= What is being asked =
Each line containing the word "time" should be found and copied.

[Extracted records]
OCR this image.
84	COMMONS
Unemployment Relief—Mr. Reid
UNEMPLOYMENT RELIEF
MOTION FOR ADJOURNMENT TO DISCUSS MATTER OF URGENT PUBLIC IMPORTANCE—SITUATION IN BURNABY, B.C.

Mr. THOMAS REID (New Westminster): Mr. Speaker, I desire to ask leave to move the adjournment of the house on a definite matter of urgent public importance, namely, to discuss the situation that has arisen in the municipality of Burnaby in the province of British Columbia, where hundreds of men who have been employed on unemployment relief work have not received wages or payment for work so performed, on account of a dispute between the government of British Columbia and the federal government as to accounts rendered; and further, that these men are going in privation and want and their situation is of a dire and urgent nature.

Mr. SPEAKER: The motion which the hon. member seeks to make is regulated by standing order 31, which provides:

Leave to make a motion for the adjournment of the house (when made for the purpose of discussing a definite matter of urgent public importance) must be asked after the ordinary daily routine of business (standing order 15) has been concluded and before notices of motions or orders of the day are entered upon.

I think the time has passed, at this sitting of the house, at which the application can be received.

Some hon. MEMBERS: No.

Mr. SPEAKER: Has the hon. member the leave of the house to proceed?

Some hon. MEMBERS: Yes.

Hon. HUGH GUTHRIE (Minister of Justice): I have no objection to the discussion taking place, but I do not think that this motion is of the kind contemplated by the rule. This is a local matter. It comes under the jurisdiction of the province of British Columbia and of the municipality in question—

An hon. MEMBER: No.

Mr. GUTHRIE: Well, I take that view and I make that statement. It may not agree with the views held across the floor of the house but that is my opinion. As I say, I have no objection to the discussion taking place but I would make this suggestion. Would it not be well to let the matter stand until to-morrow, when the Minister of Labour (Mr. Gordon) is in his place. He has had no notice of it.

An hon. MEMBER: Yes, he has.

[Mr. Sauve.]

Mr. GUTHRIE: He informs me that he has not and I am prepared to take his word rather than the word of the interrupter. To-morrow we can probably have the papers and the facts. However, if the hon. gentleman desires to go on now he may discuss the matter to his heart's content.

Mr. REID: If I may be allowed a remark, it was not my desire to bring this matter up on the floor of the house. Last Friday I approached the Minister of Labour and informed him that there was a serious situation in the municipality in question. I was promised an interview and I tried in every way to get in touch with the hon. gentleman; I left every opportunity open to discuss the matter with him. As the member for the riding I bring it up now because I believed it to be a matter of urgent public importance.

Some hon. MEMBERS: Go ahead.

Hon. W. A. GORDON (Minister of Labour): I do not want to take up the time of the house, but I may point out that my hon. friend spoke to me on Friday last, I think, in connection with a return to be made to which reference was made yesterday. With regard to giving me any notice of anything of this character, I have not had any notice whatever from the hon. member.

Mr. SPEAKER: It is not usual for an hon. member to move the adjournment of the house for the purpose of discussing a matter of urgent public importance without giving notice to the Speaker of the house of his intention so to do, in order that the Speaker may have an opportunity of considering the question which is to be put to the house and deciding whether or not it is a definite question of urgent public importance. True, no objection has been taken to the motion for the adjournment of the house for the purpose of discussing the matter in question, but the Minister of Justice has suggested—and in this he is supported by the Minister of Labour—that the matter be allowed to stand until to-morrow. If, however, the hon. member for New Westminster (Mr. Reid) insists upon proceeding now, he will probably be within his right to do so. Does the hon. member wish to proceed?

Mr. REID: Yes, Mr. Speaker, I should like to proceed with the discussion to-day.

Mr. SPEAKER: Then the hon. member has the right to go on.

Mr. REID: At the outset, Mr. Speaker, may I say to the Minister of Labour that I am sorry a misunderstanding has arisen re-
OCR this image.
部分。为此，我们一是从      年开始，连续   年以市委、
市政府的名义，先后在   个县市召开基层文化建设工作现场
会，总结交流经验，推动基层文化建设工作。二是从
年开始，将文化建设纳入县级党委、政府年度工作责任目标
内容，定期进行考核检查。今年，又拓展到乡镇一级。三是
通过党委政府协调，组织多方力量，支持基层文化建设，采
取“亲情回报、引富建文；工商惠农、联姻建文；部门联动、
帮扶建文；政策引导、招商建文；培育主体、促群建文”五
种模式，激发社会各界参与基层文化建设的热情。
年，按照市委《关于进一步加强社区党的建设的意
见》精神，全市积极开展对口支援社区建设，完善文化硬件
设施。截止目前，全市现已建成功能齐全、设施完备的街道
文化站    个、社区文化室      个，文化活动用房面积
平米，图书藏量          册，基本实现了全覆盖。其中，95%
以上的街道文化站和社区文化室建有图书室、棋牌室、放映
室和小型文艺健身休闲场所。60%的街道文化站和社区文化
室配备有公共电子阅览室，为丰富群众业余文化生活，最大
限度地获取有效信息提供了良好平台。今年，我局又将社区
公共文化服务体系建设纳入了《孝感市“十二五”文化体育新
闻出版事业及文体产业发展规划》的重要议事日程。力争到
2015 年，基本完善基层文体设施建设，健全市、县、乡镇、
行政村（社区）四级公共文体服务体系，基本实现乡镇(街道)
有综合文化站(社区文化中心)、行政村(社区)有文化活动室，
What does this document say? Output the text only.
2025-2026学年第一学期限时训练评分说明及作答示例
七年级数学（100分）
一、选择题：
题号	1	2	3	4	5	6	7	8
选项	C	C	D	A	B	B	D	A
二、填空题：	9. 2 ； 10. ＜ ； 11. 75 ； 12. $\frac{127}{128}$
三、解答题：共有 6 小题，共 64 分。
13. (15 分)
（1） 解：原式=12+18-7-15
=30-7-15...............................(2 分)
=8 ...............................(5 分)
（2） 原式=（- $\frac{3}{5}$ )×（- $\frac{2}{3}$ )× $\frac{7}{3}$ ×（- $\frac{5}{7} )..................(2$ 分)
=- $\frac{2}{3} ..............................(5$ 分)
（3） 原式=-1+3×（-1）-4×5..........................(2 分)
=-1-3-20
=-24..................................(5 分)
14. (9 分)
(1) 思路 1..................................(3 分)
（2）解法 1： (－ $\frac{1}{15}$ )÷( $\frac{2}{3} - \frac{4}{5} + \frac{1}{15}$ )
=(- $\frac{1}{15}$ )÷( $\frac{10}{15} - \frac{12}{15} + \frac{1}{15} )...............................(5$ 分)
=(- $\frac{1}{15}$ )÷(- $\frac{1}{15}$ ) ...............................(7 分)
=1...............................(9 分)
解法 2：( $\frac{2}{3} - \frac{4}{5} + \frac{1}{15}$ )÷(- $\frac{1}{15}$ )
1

= Result of the task =
I think the time has passed, at this sitting of the house, at which the application can be received.
Hon. W. A. GORDON (Minister of Labour): I do not want to take up the time of the house, but I may point out that my hon. friend spoke to me on Friday last, I think, in connection with a return to be made to which reference was made yesterday. With regard to giving me any notice of anything of this character, I have not had any notice whatever from the hon. member.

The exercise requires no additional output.